» Task directions
Search the records for "устройството" and copy each line that holds it.
++++++++
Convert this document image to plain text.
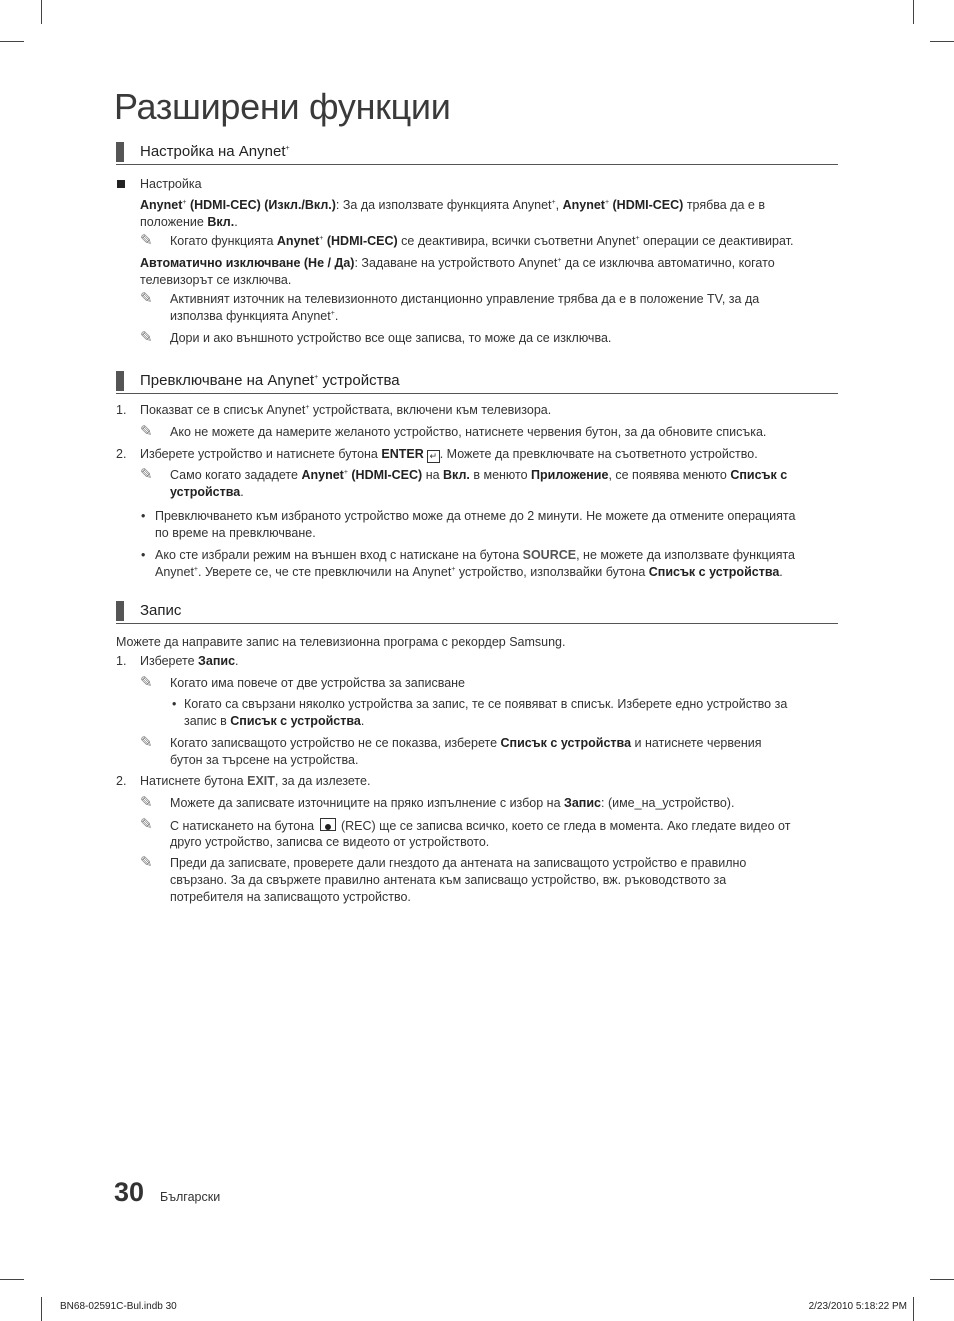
Разширени функции
Настройка на Anynet+
Настройка
Anynet+ (HDMI-CEC) (Изкл./Вкл.): За да използвате функцията Anynet+, Anynet+ (HDMI-CEC) трябва да е в
положение Вкл..
✎ Когато функцията Anynet+ (HDMI-CEC) се деактивира, всички съответни Anynet+ операции се деактивират.
Автоматично изключване (Не / Да): Задаване на устройството Anynet+ да се изключва автоматично, когато
телевизорът се изключва.
✎ Активният източник на телевизионното дистанционно управление трябва да е в положение TV, за да
използва функцията Anynet+.
✎ Дори и ако външното устройство все още записва, то може да се изключва.
Превключване на Anynet+ устройства
1. Показват се в списък Anynet+ устройствата, включени към телевизора.
✎ Ако не можете да намерите желаното устройство, натиснете червения бутон, за да обновите списъка.
2. Изберете устройство и натиснете бутона ENTER ↵ . Можете да превключвате на съответното устройство.
✎ Само когато зададете Anynet+ (HDMI-CEC) на Вкл. в менюто Приложение, се появява менюто Списък с
устройства.
• Превключването към избраното устройство може да отнеме до 2 минути. Не можете да отмените операцията
по време на превключване.
• Ако сте избрали режим на външен вход с натискане на бутона SOURCE, не можете да използвате функцията
Anynet+. Уверете се, че сте превключили на Anynet+ устройство, използвайки бутона Списък с устройства.
Запис
Можете да направите запис на телевизионна програма с рекордер Samsung.
1. Изберете Запис.
✎ Когато има повече от две устройства за записване
• Когато са свързани няколко устройства за запис, те се появяват в списък. Изберете едно устройство за
запис в Списък с устройства.
✎ Когато записващото устройство не се показва, изберете Списък с устройства и натиснете червения
бутон за търсене на устройства.
2. Натиснете бутона EXIT, за да излезете.
✎ Можете да записвате източниците на пряко изпълнение с избор на Запис: (име_на_устройство).
✎ С натискането на бутона  (REC) ще се записва всичко, което се гледа в момента. Ако гледате видео от
друго устройство, записва се видеото от устройството.
✎ Преди да записвате, проверете дали гнездото да антената на записващото устройство е правилно
свързано. За да свържете правилно антената към записващо устройство, вж. ръководството за
потребителя на записващото устройство.
30 Български
BN68-02591C-Bul.indb 30	2/23/2010 5:18:22 PM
++++++++
» Output below
Автоматично изключване (Не / Да): Задаване на устройството Anynet+ да се изключва автоматично, когато
друго устройство, записва се видеото от устройството.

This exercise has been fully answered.